◆ Exercise objective ◆
Print the entries below in their entirety, exactly as they are written.

::: Recorded data

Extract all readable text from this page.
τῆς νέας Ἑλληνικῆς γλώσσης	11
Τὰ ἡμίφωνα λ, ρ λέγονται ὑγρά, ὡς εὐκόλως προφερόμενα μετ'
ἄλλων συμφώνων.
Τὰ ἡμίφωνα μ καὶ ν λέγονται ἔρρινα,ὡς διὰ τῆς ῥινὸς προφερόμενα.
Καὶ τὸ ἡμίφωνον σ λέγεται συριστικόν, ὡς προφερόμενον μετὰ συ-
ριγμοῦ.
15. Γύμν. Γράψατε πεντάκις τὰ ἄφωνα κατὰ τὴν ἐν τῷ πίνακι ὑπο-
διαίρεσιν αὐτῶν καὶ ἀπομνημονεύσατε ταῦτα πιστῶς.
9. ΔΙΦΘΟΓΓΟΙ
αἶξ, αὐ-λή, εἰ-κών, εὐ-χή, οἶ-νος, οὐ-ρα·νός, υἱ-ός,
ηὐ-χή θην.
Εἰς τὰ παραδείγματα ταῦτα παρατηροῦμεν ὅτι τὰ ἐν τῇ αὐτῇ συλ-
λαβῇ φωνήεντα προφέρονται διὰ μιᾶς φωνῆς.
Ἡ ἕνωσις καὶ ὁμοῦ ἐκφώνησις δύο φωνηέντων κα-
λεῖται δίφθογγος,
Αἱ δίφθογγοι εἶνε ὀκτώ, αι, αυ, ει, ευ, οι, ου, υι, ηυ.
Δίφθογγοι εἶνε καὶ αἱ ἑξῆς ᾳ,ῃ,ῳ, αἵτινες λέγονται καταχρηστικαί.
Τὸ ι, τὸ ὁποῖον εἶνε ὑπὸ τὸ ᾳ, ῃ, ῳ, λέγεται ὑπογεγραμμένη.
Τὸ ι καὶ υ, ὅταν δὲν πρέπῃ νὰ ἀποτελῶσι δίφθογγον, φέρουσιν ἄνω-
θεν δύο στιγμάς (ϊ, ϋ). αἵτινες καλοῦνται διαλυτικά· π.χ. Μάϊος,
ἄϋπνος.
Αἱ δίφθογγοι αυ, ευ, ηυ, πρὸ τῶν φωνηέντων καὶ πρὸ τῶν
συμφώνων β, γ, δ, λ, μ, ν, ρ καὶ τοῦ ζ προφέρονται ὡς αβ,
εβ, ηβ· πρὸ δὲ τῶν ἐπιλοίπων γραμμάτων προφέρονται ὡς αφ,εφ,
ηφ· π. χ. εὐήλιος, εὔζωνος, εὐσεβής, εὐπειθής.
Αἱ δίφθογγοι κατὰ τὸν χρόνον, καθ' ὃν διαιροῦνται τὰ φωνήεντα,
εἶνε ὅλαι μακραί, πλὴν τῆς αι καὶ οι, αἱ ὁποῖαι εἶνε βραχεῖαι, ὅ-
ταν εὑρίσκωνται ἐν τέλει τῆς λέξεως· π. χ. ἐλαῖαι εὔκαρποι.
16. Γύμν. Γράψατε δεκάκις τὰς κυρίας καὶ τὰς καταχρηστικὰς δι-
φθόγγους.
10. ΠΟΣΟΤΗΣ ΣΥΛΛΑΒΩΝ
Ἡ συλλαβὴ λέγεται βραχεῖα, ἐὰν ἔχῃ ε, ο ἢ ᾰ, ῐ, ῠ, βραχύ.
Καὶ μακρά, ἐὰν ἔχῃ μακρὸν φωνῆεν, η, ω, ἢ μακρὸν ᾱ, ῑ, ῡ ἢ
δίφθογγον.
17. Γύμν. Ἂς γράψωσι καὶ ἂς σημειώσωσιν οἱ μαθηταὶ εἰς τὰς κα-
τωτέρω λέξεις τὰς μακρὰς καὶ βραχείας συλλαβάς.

::::::

◆ Solution ◆
Extract all readable text from this page.
τῆς νέας Ἑλληνικῆς γλώσσης	11
Τὰ ἡμίφωνα λ, ρ λέγονται ὑγρά, ὡς εὐκόλως προφερόμενα μετ'
ἄλλων συμφώνων.
Τὰ ἡμίφωνα μ καὶ ν λέγονται ἔρρινα,ὡς διὰ τῆς ῥινὸς προφερόμενα.
Καὶ τὸ ἡμίφωνον σ λέγεται συριστικόν, ὡς προφερόμενον μετὰ συ-
ριγμοῦ.
15. Γύμν. Γράψατε πεντάκις τὰ ἄφωνα κατὰ τὴν ἐν τῷ πίνακι ὑπο-
διαίρεσιν αὐτῶν καὶ ἀπομνημονεύσατε ταῦτα πιστῶς.
9. ΔΙΦΘΟΓΓΟΙ
αἶξ, αὐ-λή, εἰ-κών, εὐ-χή, οἶ-νος, οὐ-ρα·νός, υἱ-ός,
ηὐ-χή θην.
Εἰς τὰ παραδείγματα ταῦτα παρατηροῦμεν ὅτι τὰ ἐν τῇ αὐτῇ συλ-
λαβῇ φωνήεντα προφέρονται διὰ μιᾶς φωνῆς.
Ἡ ἕνωσις καὶ ὁμοῦ ἐκφώνησις δύο φωνηέντων κα-
λεῖται δίφθογγος,
Αἱ δίφθογγοι εἶνε ὀκτώ, αι, αυ, ει, ευ, οι, ου, υι, ηυ.
Δίφθογγοι εἶνε καὶ αἱ ἑξῆς ᾳ,ῃ,ῳ, αἵτινες λέγονται καταχρηστικαί.
Τὸ ι, τὸ ὁποῖον εἶνε ὑπὸ τὸ ᾳ, ῃ, ῳ, λέγεται ὑπογεγραμμένη.
Τὸ ι καὶ υ, ὅταν δὲν πρέπῃ νὰ ἀποτελῶσι δίφθογγον, φέρουσιν ἄνω-
θεν δύο στιγμάς (ϊ, ϋ). αἵτινες καλοῦνται διαλυτικά· π.χ. Μάϊος,
ἄϋπνος.
Αἱ δίφθογγοι αυ, ευ, ηυ, πρὸ τῶν φωνηέντων καὶ πρὸ τῶν
συμφώνων β, γ, δ, λ, μ, ν, ρ καὶ τοῦ ζ προφέρονται ὡς αβ,
εβ, ηβ· πρὸ δὲ τῶν ἐπιλοίπων γραμμάτων προφέρονται ὡς αφ,εφ,
ηφ· π. χ. εὐήλιος, εὔζωνος, εὐσεβής, εὐπειθής.
Αἱ δίφθογγοι κατὰ τὸν χρόνον, καθ' ὃν διαιροῦνται τὰ φωνήεντα,
εἶνε ὅλαι μακραί, πλὴν τῆς αι καὶ οι, αἱ ὁποῖαι εἶνε βραχεῖαι, ὅ-
ταν εὑρίσκωνται ἐν τέλει τῆς λέξεως· π. χ. ἐλαῖαι εὔκαρποι.
16. Γύμν. Γράψατε δεκάκις τὰς κυρίας καὶ τὰς καταχρηστικὰς δι-
φθόγγους.
10. ΠΟΣΟΤΗΣ ΣΥΛΛΑΒΩΝ
Ἡ συλλαβὴ λέγεται βραχεῖα, ἐὰν ἔχῃ ε, ο ἢ ᾰ, ῐ, ῠ, βραχύ.
Καὶ μακρά, ἐὰν ἔχῃ μακρὸν φωνῆεν, η, ω, ἢ μακρὸν ᾱ, ῑ, ῡ ἢ
δίφθογγον.
17. Γύμν. Ἂς γράψωσι καὶ ἂς σημειώσωσιν οἱ μαθηταὶ εἰς τὰς κα-
τωτέρω λέξεις τὰς μακρὰς καὶ βραχείας συλλαβάς.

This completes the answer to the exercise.